• Given exercise
Reproduce every record exactly as it appears, but not the pictures.

━━ Records

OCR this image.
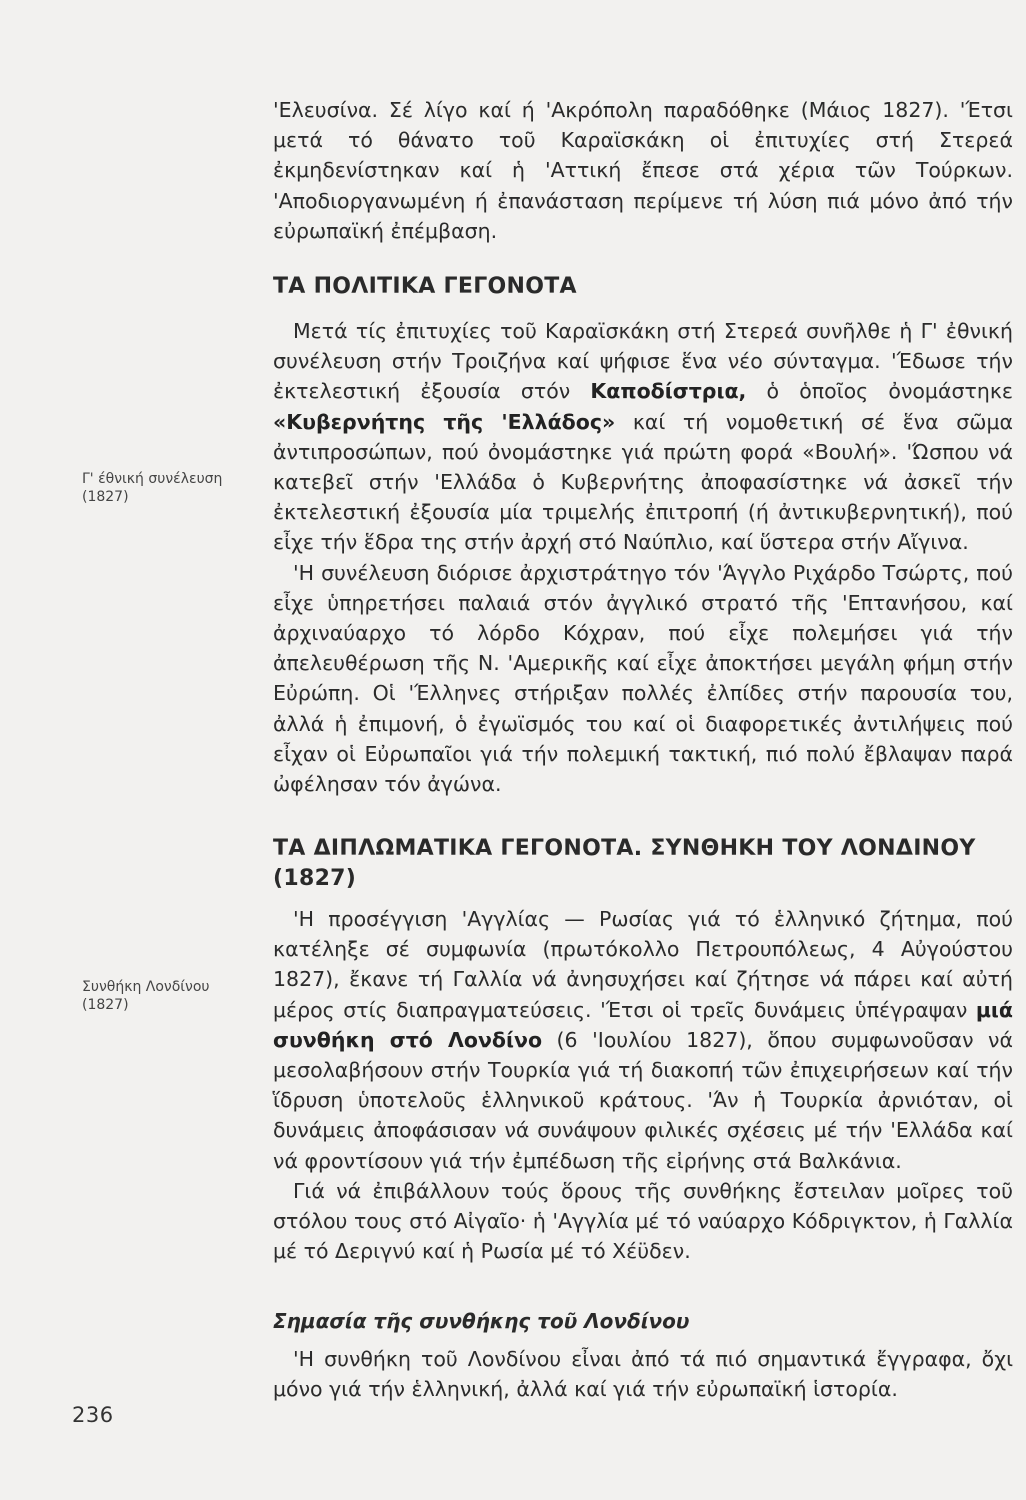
Γ' έθνική συνέλευση
(1827)
Συνθήκη Λονδίνου
(1827)
236

'Ελευσίνα. Σέ λίγο καί ή 'Ακρόπολη παραδόθηκε (Μάιος 1827). 'Έτσι μετά τό θάνατο τοῦ Καραϊσκάκη οἱ ἐπιτυχίες στή Στερεά ἐκμηδενίστηκαν καί ἡ 'Αττική ἔπεσε στά χέρια τῶν Τούρκων. 'Αποδιοργανωμένη ή ἐπανάσταση περίμενε τή λύση πιά μόνο ἀπό τήν εὐρωπαϊκή ἐπέμβαση.

ΤΑ ΠΟΛΙΤΙΚΑ ΓΕΓΟΝΟΤΑ

Μετά τίς ἐπιτυχίες τοῦ Καραϊσκάκη στή Στερεά συνῆλθε ἡ Γ' ἐθνική συνέλευση στήν Τροιζήνα καί ψήφισε ἕνα νέο σύνταγμα. 'Έδωσε τήν ἐκτελεστική ἐξουσία στόν Καποδίστρια, ὁ ὁποῖος ὀνομάστηκε «Κυβερνήτης τῆς 'Ελλάδος» καί τή νομοθετική σέ ἕνα σῶμα ἀντιπροσώπων, πού ὀνομάστηκε γιά πρώτη φορά «Βουλή». 'Ώσπου νά κατεβεῖ στήν 'Ελλάδα ὁ Κυβερνήτης ἀποφασίστηκε νά ἀσκεῖ τήν ἐκτελεστική ἐξουσία μία τριμελής ἐπιτροπή (ή ἀντικυβερνητική), πού εἶχε τήν ἕδρα της στήν ἀρχή στό Ναύπλιο, καί ὕστερα στήν Αἴγινα.

'Η συνέλευση διόρισε ἀρχιστράτηγο τόν 'Άγγλο Ριχάρδο Τσώρτς, πού εἶχε ὑπηρετήσει παλαιά στόν ἀγγλικό στρατό τῆς 'Επτανήσου, καί ἀρχιναύαρχο τό λόρδο Κόχραν, πού εἶχε πολεμήσει γιά τήν ἀπελευθέρωση τῆς Ν. 'Αμερικῆς καί εἶχε ἀποκτήσει μεγάλη φήμη στήν Εὐρώπη. Οἱ 'Έλληνες στήριξαν πολλές ἐλπίδες στήν παρουσία του, ἀλλά ἡ ἐπιμονή, ὁ ἐγωϊσμός του καί οἱ διαφορετικές ἀντιλήψεις πού εἶχαν οἱ Εὐρωπαῖοι γιά τήν πολεμική τακτική, πιό πολύ ἔβλαψαν παρά ὠφέλησαν τόν ἀγώνα.

ΤΑ ΔΙΠΛΩΜΑΤΙΚΑ ΓΕΓΟΝΟΤΑ. ΣΥΝΘΗΚΗ ΤΟΥ ΛΟΝΔΙΝΟΥ (1827)

'Η προσέγγιση 'Αγγλίας — Ρωσίας γιά τό ἑλληνικό ζήτημα, πού κατέληξε σέ συμφωνία (πρωτόκολλο Πετρουπόλεως, 4 Αὐγούστου 1827), ἔκανε τή Γαλλία νά ἀνησυχήσει καί ζήτησε νά πάρει καί αὐτή μέρος στίς διαπραγματεύσεις. 'Έτσι οἱ τρεῖς δυνάμεις ὑπέγραψαν μιά συνθήκη στό Λονδίνο (6 'Ιουλίου 1827), ὅπου συμφωνοῦσαν νά μεσολαβήσουν στήν Τουρκία γιά τή διακοπή τῶν ἐπιχειρήσεων καί τήν ἵδρυση ὑποτελοῦς ἑλληνικοῦ κράτους. 'Άν ἡ Τουρκία ἀρνιόταν, οἱ δυνάμεις ἀποφάσισαν νά συνάψουν φιλικές σχέσεις μέ τήν 'Ελλάδα καί νά φροντίσουν γιά τήν ἐμπέδωση τῆς εἰρήνης στά Βαλκάνια.

Γιά νά ἐπιβάλλουν τούς ὅρους τῆς συνθήκης ἔστειλαν μοῖρες τοῦ στόλου τους στό Αἰγαῖο· ἡ 'Αγγλία μέ τό ναύαρχο Κόδριγκτον, ἡ Γαλλία μέ τό Δεριγνύ καί ἡ Ρωσία μέ τό Χέϋδεν.

Σημασία τῆς συνθήκης τοῦ Λονδίνου

'Η συνθήκη τοῦ Λονδίνου εἶναι ἀπό τά πιό σημαντικά ἔγγραφα, ὄχι μόνο γιά τήν ἑλληνική, ἀλλά καί γιά τήν εὐρωπαϊκή ἱστορία.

━━━━

• Exercise result
OCR this image.
Γ' έθνική συνέλευση
(1827)
Συνθήκη Λονδίνου
(1827)
236

'Ελευσίνα. Σέ λίγο καί ή 'Ακρόπολη παραδόθηκε (Μάιος 1827). 'Έτσι μετά τό θάνατο τοῦ Καραϊσκάκη οἱ ἐπιτυχίες στή Στερεά ἐκμηδενίστηκαν καί ἡ 'Αττική ἔπεσε στά χέρια τῶν Τούρκων. 'Αποδιοργανωμένη ή ἐπανάσταση περίμενε τή λύση πιά μόνο ἀπό τήν εὐρωπαϊκή ἐπέμβαση.

ΤΑ ΠΟΛΙΤΙΚΑ ΓΕΓΟΝΟΤΑ

Μετά τίς ἐπιτυχίες τοῦ Καραϊσκάκη στή Στερεά συνῆλθε ἡ Γ' ἐθνική συνέλευση στήν Τροιζήνα καί ψήφισε ἕνα νέο σύνταγμα. 'Έδωσε τήν ἐκτελεστική ἐξουσία στόν Καποδίστρια, ὁ ὁποῖος ὀνομάστηκε «Κυβερνήτης τῆς 'Ελλάδος» καί τή νομοθετική σέ ἕνα σῶμα ἀντιπροσώπων, πού ὀνομάστηκε γιά πρώτη φορά «Βουλή». 'Ώσπου νά κατεβεῖ στήν 'Ελλάδα ὁ Κυβερνήτης ἀποφασίστηκε νά ἀσκεῖ τήν ἐκτελεστική ἐξουσία μία τριμελής ἐπιτροπή (ή ἀντικυβερνητική), πού εἶχε τήν ἕδρα της στήν ἀρχή στό Ναύπλιο, καί ὕστερα στήν Αἴγινα.

'Η συνέλευση διόρισε ἀρχιστράτηγο τόν 'Άγγλο Ριχάρδο Τσώρτς, πού εἶχε ὑπηρετήσει παλαιά στόν ἀγγλικό στρατό τῆς 'Επτανήσου, καί ἀρχιναύαρχο τό λόρδο Κόχραν, πού εἶχε πολεμήσει γιά τήν ἀπελευθέρωση τῆς Ν. 'Αμερικῆς καί εἶχε ἀποκτήσει μεγάλη φήμη στήν Εὐρώπη. Οἱ 'Έλληνες στήριξαν πολλές ἐλπίδες στήν παρουσία του, ἀλλά ἡ ἐπιμονή, ὁ ἐγωϊσμός του καί οἱ διαφορετικές ἀντιλήψεις πού εἶχαν οἱ Εὐρωπαῖοι γιά τήν πολεμική τακτική, πιό πολύ ἔβλαψαν παρά ὠφέλησαν τόν ἀγώνα.

ΤΑ ΔΙΠΛΩΜΑΤΙΚΑ ΓΕΓΟΝΟΤΑ. ΣΥΝΘΗΚΗ ΤΟΥ ΛΟΝΔΙΝΟΥ (1827)

'Η προσέγγιση 'Αγγλίας — Ρωσίας γιά τό ἑλληνικό ζήτημα, πού κατέληξε σέ συμφωνία (πρωτόκολλο Πετρουπόλεως, 4 Αὐγούστου 1827), ἔκανε τή Γαλλία νά ἀνησυχήσει καί ζήτησε νά πάρει καί αὐτή μέρος στίς διαπραγματεύσεις. 'Έτσι οἱ τρεῖς δυνάμεις ὑπέγραψαν μιά συνθήκη στό Λονδίνο (6 'Ιουλίου 1827), ὅπου συμφωνοῦσαν νά μεσολαβήσουν στήν Τουρκία γιά τή διακοπή τῶν ἐπιχειρήσεων καί τήν ἵδρυση ὑποτελοῦς ἑλληνικοῦ κράτους. 'Άν ἡ Τουρκία ἀρνιόταν, οἱ δυνάμεις ἀποφάσισαν νά συνάψουν φιλικές σχέσεις μέ τήν 'Ελλάδα καί νά φροντίσουν γιά τήν ἐμπέδωση τῆς εἰρήνης στά Βαλκάνια.

Γιά νά ἐπιβάλλουν τούς ὅρους τῆς συνθήκης ἔστειλαν μοῖρες τοῦ στόλου τους στό Αἰγαῖο· ἡ 'Αγγλία μέ τό ναύαρχο Κόδριγκτον, ἡ Γαλλία μέ τό Δεριγνύ καί ἡ Ρωσία μέ τό Χέϋδεν.

Σημασία τῆς συνθήκης τοῦ Λονδίνου

'Η συνθήκη τοῦ Λονδίνου εἶναι ἀπό τά πιό σημαντικά ἔγγραφα, ὄχι μόνο γιά τήν ἑλληνική, ἀλλά καί γιά τήν εὐρωπαϊκή ἱστορία.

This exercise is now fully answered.